(Figure content listings)
□ □ □
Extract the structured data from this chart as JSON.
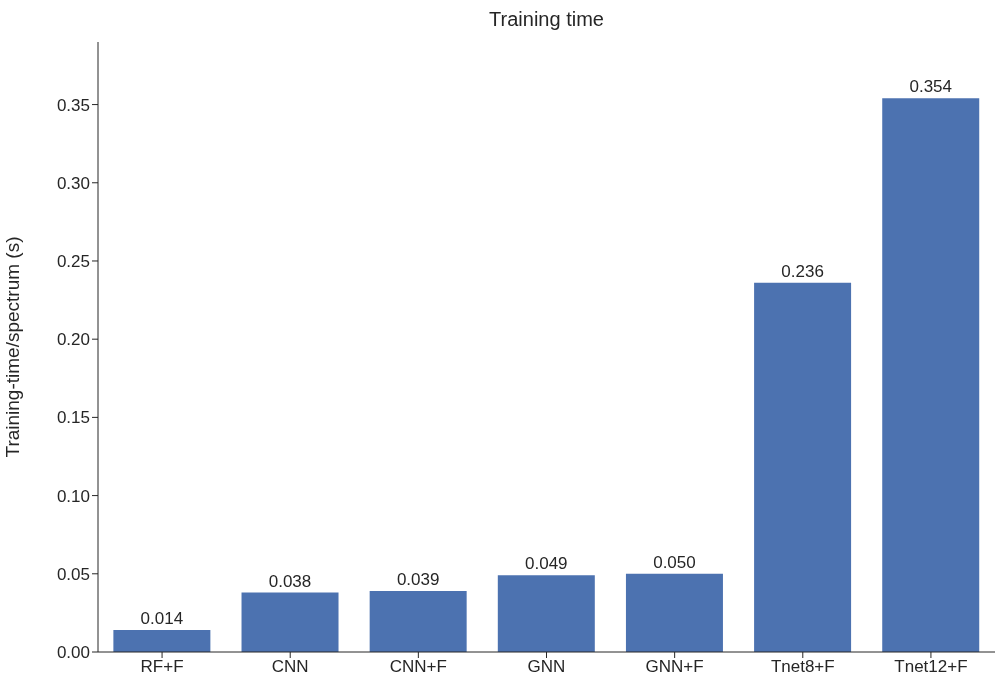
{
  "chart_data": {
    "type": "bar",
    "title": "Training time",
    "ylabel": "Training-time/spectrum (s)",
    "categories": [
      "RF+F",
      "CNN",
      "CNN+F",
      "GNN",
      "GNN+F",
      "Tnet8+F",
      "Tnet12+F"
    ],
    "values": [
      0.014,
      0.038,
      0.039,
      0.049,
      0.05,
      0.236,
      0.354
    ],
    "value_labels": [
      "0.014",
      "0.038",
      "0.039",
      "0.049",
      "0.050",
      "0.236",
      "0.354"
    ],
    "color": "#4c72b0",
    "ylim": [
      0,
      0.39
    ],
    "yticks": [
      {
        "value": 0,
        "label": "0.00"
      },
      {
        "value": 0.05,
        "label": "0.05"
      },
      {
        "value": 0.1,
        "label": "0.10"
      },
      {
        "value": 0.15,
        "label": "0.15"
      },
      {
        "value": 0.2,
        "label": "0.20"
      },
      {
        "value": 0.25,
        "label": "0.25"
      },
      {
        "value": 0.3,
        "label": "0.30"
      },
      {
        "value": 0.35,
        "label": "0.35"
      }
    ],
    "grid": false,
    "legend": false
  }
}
□ □ □
* Direction
Pictures are not part of the copy; output everything else in the records exactly.

* Result of this task
Extract the structured data from this chart as JSON.
{
  "chart_data": {
    "type": "bar",
    "title": "Training time",
    "ylabel": "Training-time/spectrum (s)",
    "categories": [
      "RF+F",
      "CNN",
      "CNN+F",
      "GNN",
      "GNN+F",
      "Tnet8+F",
      "Tnet12+F"
    ],
    "values": [
      0.014,
      0.038,
      0.039,
      0.049,
      0.05,
      0.236,
      0.354
    ],
    "value_labels": [
      "0.014",
      "0.038",
      "0.039",
      "0.049",
      "0.050",
      "0.236",
      "0.354"
    ],
    "color": "#4c72b0",
    "ylim": [
      0,
      0.39
    ],
    "yticks": [
      {
        "value": 0,
        "label": "0.00"
      },
      {
        "value": 0.05,
        "label": "0.05"
      },
      {
        "value": 0.1,
        "label": "0.10"
      },
      {
        "value": 0.15,
        "label": "0.15"
      },
      {
        "value": 0.2,
        "label": "0.20"
      },
      {
        "value": 0.25,
        "label": "0.25"
      },
      {
        "value": 0.3,
        "label": "0.30"
      },
      {
        "value": 0.35,
        "label": "0.35"
      }
    ],
    "grid": false,
    "legend": false
  }
}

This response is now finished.